** Exercise description **
Repeat each line word for word.

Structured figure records
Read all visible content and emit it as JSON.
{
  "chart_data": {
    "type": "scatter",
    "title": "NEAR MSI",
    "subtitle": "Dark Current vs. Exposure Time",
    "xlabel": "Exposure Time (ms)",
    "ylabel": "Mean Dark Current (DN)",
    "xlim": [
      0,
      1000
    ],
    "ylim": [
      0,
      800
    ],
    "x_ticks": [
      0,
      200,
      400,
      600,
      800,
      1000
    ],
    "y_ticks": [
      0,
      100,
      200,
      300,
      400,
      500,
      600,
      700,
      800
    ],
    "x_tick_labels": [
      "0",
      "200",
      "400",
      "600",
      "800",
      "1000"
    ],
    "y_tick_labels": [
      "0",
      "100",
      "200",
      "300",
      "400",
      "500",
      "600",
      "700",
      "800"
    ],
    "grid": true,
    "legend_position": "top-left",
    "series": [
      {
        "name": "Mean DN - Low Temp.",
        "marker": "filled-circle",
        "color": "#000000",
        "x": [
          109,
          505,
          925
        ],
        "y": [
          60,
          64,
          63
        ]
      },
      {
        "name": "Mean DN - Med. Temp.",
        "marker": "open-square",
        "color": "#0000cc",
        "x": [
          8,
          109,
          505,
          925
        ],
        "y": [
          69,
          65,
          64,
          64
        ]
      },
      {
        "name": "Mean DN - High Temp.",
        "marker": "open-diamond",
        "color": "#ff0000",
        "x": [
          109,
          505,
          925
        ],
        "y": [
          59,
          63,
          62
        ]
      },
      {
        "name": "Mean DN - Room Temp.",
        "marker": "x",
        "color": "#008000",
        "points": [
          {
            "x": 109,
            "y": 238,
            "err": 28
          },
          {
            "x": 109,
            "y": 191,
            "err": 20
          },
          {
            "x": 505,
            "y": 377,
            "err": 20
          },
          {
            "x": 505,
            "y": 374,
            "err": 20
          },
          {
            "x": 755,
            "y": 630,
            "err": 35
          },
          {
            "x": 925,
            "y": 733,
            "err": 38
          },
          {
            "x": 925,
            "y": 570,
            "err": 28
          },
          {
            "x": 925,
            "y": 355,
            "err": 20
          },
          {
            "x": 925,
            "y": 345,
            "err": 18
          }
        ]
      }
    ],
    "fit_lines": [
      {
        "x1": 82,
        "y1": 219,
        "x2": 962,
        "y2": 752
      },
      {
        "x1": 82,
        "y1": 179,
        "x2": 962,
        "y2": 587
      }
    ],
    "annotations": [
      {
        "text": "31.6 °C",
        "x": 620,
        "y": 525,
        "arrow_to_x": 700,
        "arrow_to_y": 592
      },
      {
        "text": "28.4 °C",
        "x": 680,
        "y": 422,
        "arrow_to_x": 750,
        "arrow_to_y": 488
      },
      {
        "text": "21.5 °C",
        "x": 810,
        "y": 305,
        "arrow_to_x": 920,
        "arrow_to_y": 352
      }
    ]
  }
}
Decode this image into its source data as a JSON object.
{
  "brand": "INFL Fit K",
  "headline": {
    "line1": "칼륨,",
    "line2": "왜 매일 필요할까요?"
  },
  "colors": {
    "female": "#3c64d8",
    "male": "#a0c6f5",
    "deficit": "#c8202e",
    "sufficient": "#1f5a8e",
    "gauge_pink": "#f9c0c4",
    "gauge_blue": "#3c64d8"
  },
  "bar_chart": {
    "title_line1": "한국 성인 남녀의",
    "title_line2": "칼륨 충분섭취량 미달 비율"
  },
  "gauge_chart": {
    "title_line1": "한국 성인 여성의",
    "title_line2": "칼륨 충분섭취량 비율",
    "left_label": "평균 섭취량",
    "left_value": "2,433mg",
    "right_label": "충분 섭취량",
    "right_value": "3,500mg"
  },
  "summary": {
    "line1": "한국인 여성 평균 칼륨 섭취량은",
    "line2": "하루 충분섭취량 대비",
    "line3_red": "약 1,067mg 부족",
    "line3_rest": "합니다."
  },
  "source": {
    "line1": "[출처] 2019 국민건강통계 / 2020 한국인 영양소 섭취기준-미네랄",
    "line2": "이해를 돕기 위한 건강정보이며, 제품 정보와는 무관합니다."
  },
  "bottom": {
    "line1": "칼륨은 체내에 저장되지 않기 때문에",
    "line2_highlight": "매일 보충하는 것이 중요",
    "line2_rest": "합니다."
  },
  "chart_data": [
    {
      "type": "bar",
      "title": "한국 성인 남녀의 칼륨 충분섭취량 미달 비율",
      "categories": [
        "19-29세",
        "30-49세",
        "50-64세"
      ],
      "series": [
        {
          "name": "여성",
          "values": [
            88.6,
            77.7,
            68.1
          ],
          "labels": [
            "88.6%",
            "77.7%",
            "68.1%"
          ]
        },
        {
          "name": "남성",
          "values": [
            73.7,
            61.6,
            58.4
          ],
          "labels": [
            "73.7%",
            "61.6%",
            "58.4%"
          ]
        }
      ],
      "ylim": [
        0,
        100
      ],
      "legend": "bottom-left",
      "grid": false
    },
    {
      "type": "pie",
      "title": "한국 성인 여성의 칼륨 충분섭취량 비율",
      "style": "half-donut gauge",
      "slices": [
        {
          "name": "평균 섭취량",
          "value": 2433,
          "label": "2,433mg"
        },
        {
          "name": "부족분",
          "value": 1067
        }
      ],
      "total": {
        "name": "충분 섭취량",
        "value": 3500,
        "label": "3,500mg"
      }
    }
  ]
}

** Exercise solution **
Read all visible content and emit it as JSON.
{
  "chart_data": {
    "type": "scatter",
    "title": "NEAR MSI",
    "subtitle": "Dark Current vs. Exposure Time",
    "xlabel": "Exposure Time (ms)",
    "ylabel": "Mean Dark Current (DN)",
    "xlim": [
      0,
      1000
    ],
    "ylim": [
      0,
      800
    ],
    "x_ticks": [
      0,
      200,
      400,
      600,
      800,
      1000
    ],
    "y_ticks": [
      0,
      100,
      200,
      300,
      400,
      500,
      600,
      700,
      800
    ],
    "x_tick_labels": [
      "0",
      "200",
      "400",
      "600",
      "800",
      "1000"
    ],
    "y_tick_labels": [
      "0",
      "100",
      "200",
      "300",
      "400",
      "500",
      "600",
      "700",
      "800"
    ],
    "grid": true,
    "legend_position": "top-left",
    "series": [
      {
        "name": "Mean DN - Low Temp.",
        "marker": "filled-circle",
        "color": "#000000",
        "x": [
          109,
          505,
          925
        ],
        "y": [
          60,
          64,
          63
        ]
      },
      {
        "name": "Mean DN - Med. Temp.",
        "marker": "open-square",
        "color": "#0000cc",
        "x": [
          8,
          109,
          505,
          925
        ],
        "y": [
          69,
          65,
          64,
          64
        ]
      },
      {
        "name": "Mean DN - High Temp.",
        "marker": "open-diamond",
        "color": "#ff0000",
        "x": [
          109,
          505,
          925
        ],
        "y": [
          59,
          63,
          62
        ]
      },
      {
        "name": "Mean DN - Room Temp.",
        "marker": "x",
        "color": "#008000",
        "points": [
          {
            "x": 109,
            "y": 238,
            "err": 28
          },
          {
            "x": 109,
            "y": 191,
            "err": 20
          },
          {
            "x": 505,
            "y": 377,
            "err": 20
          },
          {
            "x": 505,
            "y": 374,
            "err": 20
          },
          {
            "x": 755,
            "y": 630,
            "err": 35
          },
          {
            "x": 925,
            "y": 733,
            "err": 38
          },
          {
            "x": 925,
            "y": 570,
            "err": 28
          },
          {
            "x": 925,
            "y": 355,
            "err": 20
          },
          {
            "x": 925,
            "y": 345,
            "err": 18
          }
        ]
      }
    ],
    "fit_lines": [
      {
        "x1": 82,
        "y1": 219,
        "x2": 962,
        "y2": 752
      },
      {
        "x1": 82,
        "y1": 179,
        "x2": 962,
        "y2": 587
      }
    ],
    "annotations": [
      {
        "text": "31.6 °C",
        "x": 620,
        "y": 525,
        "arrow_to_x": 700,
        "arrow_to_y": 592
      },
      {
        "text": "28.4 °C",
        "x": 680,
        "y": 422,
        "arrow_to_x": 750,
        "arrow_to_y": 488
      },
      {
        "text": "21.5 °C",
        "x": 810,
        "y": 305,
        "arrow_to_x": 920,
        "arrow_to_y": 352
      }
    ]
  }
}
Decode this image into its source data as a JSON object.
{
  "brand": "INFL Fit K",
  "headline": {
    "line1": "칼륨,",
    "line2": "왜 매일 필요할까요?"
  },
  "colors": {
    "female": "#3c64d8",
    "male": "#a0c6f5",
    "deficit": "#c8202e",
    "sufficient": "#1f5a8e",
    "gauge_pink": "#f9c0c4",
    "gauge_blue": "#3c64d8"
  },
  "bar_chart": {
    "title_line1": "한국 성인 남녀의",
    "title_line2": "칼륨 충분섭취량 미달 비율"
  },
  "gauge_chart": {
    "title_line1": "한국 성인 여성의",
    "title_line2": "칼륨 충분섭취량 비율",
    "left_label": "평균 섭취량",
    "left_value": "2,433mg",
    "right_label": "충분 섭취량",
    "right_value": "3,500mg"
  },
  "summary": {
    "line1": "한국인 여성 평균 칼륨 섭취량은",
    "line2": "하루 충분섭취량 대비",
    "line3_red": "약 1,067mg 부족",
    "line3_rest": "합니다."
  },
  "source": {
    "line1": "[출처] 2019 국민건강통계 / 2020 한국인 영양소 섭취기준-미네랄",
    "line2": "이해를 돕기 위한 건강정보이며, 제품 정보와는 무관합니다."
  },
  "bottom": {
    "line1": "칼륨은 체내에 저장되지 않기 때문에",
    "line2_highlight": "매일 보충하는 것이 중요",
    "line2_rest": "합니다."
  },
  "chart_data": [
    {
      "type": "bar",
      "title": "한국 성인 남녀의 칼륨 충분섭취량 미달 비율",
      "categories": [
        "19-29세",
        "30-49세",
        "50-64세"
      ],
      "series": [
        {
          "name": "여성",
          "values": [
            88.6,
            77.7,
            68.1
          ],
          "labels": [
            "88.6%",
            "77.7%",
            "68.1%"
          ]
        },
        {
          "name": "남성",
          "values": [
            73.7,
            61.6,
            58.4
          ],
          "labels": [
            "73.7%",
            "61.6%",
            "58.4%"
          ]
        }
      ],
      "ylim": [
        0,
        100
      ],
      "legend": "bottom-left",
      "grid": false
    },
    {
      "type": "pie",
      "title": "한국 성인 여성의 칼륨 충분섭취량 비율",
      "style": "half-donut gauge",
      "slices": [
        {
          "name": "평균 섭취량",
          "value": 2433,
          "label": "2,433mg"
        },
        {
          "name": "부족분",
          "value": 1067
        }
      ],
      "total": {
        "name": "충분 섭취량",
        "value": 3500,
        "label": "3,500mg"
      }
    }
  ]
}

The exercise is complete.